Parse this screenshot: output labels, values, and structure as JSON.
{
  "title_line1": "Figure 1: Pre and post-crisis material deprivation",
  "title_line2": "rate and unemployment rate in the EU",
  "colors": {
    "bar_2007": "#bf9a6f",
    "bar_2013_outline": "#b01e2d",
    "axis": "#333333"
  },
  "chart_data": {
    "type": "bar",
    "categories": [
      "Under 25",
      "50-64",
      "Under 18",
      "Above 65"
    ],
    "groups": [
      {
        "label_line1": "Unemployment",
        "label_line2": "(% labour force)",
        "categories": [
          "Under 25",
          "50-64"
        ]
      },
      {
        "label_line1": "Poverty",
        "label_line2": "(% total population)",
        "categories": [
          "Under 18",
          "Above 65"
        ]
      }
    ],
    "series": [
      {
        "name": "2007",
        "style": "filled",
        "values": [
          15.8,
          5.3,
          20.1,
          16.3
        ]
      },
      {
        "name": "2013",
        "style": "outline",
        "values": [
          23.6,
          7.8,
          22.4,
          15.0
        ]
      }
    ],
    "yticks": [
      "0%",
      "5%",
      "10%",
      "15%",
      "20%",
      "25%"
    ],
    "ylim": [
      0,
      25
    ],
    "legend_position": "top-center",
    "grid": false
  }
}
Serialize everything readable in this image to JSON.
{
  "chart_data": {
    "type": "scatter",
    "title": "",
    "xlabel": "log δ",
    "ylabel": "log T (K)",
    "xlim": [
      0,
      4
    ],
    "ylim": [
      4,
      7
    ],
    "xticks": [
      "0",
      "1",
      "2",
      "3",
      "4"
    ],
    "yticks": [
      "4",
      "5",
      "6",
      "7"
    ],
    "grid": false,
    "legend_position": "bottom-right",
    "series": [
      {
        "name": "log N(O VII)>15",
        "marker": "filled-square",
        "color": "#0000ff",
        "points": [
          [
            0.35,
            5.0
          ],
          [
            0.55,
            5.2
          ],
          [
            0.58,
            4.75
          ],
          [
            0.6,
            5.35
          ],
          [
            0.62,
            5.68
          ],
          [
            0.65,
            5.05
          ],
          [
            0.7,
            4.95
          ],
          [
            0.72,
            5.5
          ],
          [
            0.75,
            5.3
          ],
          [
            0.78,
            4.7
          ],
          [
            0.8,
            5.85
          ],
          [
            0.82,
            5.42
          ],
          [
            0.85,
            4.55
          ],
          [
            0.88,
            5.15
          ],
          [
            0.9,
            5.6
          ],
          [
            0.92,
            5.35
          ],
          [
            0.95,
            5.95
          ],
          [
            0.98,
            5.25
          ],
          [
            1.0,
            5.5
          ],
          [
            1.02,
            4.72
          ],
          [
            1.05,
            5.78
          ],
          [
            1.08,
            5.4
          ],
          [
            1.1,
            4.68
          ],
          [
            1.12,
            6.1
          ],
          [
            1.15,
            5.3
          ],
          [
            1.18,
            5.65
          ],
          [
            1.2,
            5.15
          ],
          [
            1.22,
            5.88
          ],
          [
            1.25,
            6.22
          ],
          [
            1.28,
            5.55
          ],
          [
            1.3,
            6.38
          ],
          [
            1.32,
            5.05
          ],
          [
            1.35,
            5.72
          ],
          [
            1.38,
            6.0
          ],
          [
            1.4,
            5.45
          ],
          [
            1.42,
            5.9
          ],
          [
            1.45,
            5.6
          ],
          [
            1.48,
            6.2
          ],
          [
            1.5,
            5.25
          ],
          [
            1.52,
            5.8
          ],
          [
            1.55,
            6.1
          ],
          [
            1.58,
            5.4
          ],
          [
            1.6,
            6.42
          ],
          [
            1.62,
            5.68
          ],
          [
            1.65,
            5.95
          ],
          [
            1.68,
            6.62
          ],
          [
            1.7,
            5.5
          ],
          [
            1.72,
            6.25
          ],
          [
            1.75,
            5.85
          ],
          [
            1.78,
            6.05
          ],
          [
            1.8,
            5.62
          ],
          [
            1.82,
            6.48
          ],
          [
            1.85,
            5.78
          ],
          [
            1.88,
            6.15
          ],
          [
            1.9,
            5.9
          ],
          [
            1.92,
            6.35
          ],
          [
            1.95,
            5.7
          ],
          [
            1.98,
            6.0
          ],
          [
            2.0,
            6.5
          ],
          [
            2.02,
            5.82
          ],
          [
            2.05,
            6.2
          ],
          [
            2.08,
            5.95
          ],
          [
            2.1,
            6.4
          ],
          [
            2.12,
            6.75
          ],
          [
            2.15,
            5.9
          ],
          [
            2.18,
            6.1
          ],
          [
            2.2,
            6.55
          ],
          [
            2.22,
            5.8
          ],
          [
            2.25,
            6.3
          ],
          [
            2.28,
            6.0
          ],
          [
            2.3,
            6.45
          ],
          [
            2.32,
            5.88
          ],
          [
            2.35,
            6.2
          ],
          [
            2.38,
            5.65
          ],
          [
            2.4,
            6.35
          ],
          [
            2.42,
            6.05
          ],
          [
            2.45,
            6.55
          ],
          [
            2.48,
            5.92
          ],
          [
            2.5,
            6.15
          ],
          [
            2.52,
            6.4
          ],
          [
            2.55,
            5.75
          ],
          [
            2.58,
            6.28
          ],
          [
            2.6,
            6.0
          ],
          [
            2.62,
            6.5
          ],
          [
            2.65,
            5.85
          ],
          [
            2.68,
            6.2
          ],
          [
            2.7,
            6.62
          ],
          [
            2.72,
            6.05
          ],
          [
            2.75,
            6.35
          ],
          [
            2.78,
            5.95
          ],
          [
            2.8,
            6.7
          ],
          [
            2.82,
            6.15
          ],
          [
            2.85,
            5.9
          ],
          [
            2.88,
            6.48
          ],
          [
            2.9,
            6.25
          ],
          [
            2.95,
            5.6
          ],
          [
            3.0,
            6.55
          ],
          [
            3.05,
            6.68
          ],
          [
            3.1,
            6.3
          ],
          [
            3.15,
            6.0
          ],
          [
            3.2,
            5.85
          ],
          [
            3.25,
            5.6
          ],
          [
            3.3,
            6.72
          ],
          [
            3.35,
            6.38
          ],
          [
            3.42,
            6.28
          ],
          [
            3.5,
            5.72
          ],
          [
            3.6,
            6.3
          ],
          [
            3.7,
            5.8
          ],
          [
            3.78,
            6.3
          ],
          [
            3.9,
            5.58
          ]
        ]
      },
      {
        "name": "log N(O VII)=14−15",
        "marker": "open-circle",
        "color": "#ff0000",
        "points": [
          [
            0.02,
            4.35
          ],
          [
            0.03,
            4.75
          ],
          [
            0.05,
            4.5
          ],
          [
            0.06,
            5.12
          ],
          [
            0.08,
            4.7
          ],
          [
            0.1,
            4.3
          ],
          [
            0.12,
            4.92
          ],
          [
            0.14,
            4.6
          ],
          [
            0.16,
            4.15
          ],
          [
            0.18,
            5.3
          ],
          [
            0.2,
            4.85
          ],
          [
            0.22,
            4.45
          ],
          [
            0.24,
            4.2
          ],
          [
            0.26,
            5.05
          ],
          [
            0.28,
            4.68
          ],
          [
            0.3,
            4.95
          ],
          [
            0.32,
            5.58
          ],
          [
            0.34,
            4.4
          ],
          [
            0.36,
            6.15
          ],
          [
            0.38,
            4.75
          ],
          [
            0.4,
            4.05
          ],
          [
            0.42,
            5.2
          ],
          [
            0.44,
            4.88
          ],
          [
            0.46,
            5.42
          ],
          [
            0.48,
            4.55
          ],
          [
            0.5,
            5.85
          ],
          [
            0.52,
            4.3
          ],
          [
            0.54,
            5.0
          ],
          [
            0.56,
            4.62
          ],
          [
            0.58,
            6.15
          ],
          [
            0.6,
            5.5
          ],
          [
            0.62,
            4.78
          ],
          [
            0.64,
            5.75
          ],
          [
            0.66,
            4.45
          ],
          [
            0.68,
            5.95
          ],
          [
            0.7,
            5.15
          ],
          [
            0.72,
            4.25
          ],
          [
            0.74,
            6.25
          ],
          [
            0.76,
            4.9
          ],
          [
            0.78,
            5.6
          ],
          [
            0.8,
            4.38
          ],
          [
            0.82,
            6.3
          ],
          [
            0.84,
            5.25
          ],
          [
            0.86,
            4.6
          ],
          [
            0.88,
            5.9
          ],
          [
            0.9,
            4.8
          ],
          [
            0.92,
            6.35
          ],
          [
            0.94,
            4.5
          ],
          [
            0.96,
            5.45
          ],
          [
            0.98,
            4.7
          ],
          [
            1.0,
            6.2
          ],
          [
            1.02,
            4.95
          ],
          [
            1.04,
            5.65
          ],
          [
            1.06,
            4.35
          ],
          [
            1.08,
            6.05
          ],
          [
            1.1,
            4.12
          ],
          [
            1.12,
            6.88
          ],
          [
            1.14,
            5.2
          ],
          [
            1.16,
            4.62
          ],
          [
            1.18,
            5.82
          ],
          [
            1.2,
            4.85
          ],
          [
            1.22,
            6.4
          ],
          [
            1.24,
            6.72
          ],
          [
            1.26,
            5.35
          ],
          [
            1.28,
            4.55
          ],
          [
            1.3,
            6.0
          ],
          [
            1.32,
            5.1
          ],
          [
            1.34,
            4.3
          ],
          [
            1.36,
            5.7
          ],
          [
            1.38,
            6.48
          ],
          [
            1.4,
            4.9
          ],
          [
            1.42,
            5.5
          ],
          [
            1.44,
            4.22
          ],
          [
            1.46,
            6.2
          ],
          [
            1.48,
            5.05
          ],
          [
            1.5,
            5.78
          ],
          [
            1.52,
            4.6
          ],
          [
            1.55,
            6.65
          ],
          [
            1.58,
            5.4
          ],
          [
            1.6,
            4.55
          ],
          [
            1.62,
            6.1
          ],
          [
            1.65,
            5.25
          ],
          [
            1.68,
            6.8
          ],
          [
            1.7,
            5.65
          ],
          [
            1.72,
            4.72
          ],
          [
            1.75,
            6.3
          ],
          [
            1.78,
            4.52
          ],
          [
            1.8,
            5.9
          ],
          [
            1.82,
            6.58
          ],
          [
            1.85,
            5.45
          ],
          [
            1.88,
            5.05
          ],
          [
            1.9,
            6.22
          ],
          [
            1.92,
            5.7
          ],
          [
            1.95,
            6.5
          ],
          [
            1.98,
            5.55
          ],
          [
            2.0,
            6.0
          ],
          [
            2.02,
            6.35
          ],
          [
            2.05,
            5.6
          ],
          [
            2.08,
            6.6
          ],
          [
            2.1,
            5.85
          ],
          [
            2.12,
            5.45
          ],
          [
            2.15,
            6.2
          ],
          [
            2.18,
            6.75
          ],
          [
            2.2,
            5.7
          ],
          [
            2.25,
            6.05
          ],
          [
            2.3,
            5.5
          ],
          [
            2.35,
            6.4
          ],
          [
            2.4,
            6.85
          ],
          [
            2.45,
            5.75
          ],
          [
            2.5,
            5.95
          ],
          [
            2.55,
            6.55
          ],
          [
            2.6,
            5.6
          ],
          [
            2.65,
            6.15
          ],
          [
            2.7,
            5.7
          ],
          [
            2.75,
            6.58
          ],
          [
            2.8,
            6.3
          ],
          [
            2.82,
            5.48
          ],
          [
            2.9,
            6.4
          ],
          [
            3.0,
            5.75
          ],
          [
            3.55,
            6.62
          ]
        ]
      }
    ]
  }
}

◆ ◆ ◆ ◆ ◆

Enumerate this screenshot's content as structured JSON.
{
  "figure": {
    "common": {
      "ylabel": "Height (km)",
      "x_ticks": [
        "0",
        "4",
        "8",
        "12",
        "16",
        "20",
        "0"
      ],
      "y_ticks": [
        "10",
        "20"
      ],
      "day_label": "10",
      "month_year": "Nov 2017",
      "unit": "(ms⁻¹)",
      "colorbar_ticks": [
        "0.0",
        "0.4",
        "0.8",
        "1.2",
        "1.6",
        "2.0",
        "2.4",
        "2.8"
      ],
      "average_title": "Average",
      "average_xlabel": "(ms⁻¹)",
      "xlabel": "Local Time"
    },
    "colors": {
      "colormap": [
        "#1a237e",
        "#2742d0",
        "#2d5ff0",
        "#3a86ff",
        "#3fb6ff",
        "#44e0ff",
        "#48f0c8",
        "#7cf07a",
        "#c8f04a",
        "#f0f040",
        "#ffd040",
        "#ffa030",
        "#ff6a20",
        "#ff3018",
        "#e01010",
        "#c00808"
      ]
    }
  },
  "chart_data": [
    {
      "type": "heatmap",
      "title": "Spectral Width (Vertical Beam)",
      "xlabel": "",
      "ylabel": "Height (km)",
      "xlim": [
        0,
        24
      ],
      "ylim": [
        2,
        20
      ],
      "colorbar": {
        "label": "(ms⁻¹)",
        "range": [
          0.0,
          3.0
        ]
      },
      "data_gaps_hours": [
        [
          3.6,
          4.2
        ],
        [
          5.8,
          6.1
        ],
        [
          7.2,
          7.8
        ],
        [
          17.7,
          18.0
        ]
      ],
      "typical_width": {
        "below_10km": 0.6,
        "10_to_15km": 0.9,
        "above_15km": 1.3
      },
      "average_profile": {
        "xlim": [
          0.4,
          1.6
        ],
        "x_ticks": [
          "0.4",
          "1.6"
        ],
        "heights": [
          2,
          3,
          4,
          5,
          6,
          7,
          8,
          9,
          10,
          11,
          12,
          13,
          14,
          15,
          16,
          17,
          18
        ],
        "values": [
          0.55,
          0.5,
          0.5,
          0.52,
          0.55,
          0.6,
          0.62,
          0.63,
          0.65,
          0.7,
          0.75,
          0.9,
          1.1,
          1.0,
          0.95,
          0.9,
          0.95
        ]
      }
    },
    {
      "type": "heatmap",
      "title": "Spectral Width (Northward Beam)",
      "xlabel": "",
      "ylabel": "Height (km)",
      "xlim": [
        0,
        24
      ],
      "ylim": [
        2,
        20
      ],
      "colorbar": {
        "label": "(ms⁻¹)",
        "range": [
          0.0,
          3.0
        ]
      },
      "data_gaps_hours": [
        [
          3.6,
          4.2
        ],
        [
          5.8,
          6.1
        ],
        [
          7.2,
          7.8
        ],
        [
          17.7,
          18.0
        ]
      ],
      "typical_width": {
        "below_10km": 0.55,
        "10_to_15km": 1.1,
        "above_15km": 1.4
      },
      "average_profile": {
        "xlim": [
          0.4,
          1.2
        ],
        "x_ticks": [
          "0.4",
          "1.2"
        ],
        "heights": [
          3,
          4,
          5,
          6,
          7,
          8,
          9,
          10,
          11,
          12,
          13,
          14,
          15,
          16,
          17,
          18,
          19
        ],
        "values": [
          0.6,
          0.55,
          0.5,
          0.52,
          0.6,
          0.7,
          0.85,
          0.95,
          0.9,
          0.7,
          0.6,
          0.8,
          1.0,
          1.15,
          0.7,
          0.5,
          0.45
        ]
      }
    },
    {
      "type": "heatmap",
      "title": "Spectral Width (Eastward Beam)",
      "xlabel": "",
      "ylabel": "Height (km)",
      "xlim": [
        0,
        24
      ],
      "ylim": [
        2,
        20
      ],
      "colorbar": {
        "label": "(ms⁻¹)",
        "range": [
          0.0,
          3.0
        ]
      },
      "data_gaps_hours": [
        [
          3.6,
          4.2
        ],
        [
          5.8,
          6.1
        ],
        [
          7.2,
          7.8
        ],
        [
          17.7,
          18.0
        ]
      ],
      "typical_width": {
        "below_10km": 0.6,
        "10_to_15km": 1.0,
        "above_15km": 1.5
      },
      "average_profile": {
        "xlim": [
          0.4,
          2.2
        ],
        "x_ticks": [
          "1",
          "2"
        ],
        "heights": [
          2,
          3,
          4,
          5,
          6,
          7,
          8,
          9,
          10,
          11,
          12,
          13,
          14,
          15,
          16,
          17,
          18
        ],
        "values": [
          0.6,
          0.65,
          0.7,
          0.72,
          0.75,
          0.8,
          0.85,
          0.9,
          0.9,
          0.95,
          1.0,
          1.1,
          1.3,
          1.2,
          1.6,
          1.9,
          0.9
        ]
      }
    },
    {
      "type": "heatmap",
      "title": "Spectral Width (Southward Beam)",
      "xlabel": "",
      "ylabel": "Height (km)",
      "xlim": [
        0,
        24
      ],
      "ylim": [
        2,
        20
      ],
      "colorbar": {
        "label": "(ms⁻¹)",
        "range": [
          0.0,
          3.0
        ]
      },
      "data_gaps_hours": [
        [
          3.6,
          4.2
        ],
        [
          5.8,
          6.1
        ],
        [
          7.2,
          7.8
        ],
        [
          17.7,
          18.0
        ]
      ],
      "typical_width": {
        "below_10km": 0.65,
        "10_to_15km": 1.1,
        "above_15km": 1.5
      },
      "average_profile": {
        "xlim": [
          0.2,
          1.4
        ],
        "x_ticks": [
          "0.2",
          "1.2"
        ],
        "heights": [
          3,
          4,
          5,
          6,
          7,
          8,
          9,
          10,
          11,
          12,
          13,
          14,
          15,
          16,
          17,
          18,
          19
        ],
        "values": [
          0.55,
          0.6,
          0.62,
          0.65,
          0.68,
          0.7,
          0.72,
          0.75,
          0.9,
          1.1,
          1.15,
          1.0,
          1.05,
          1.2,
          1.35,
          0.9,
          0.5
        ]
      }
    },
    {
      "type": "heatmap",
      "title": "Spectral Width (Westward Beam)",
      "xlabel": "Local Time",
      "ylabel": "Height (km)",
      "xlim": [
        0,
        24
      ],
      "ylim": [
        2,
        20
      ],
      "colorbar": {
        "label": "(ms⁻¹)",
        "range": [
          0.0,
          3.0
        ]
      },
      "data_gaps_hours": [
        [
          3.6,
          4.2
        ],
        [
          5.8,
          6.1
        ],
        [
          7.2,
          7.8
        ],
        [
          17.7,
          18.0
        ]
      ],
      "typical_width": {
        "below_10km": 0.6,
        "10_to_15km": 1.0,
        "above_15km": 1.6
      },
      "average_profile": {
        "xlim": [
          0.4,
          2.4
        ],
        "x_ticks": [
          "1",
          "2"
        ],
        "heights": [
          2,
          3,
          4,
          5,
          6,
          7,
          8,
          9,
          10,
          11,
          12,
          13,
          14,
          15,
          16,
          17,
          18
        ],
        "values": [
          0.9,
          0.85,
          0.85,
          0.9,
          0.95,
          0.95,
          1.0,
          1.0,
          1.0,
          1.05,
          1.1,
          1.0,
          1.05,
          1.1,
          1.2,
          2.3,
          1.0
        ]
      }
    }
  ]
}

◆ ◆ ◆ ◆ ◆

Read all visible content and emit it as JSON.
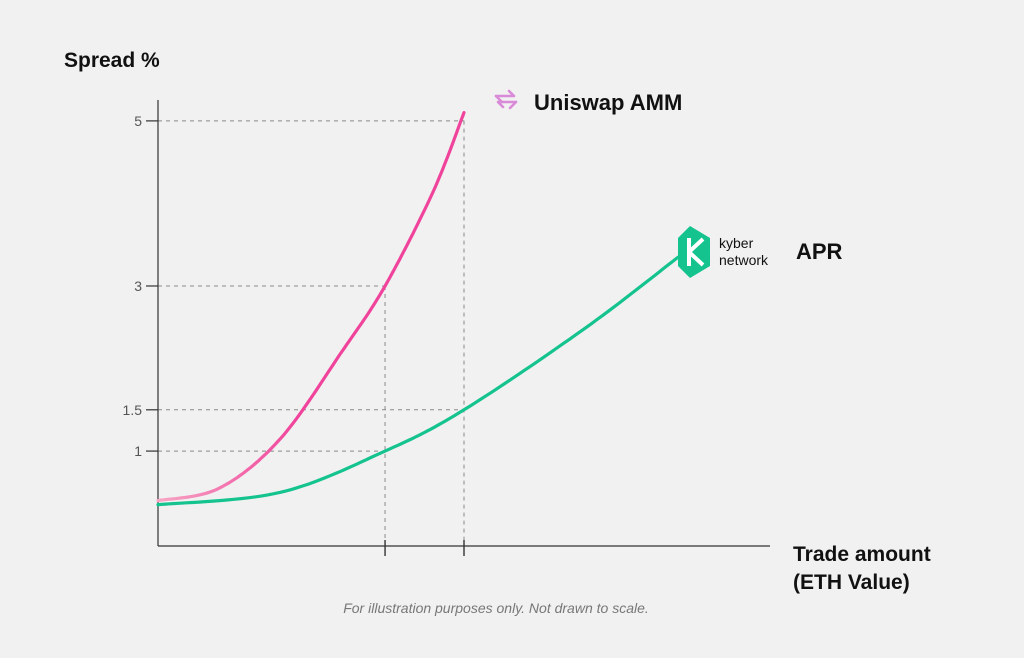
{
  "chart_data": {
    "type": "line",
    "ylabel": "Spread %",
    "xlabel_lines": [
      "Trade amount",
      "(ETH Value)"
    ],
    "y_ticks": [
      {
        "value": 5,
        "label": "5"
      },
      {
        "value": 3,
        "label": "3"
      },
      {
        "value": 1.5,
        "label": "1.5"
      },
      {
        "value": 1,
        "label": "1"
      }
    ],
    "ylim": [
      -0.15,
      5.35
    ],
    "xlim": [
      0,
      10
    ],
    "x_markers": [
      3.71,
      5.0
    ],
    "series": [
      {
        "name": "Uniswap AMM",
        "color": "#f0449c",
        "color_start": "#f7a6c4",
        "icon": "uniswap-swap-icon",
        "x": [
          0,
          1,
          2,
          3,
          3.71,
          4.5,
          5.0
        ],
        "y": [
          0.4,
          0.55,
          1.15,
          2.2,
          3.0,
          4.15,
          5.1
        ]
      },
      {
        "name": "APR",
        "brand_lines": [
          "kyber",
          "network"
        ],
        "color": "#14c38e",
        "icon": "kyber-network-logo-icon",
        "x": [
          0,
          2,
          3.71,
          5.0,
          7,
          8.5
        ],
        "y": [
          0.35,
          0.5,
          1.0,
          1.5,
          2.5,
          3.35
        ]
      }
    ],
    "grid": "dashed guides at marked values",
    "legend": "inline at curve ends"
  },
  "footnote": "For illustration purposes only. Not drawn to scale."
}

◆ ◆ ◆ ◆ ◆

Short task -
Extract each line holding the word "screenshot" from the records.

Complete response -
Parse this screenshot: output labels, values, and structure as JSON.
Enumerate this screenshot's content as structured JSON.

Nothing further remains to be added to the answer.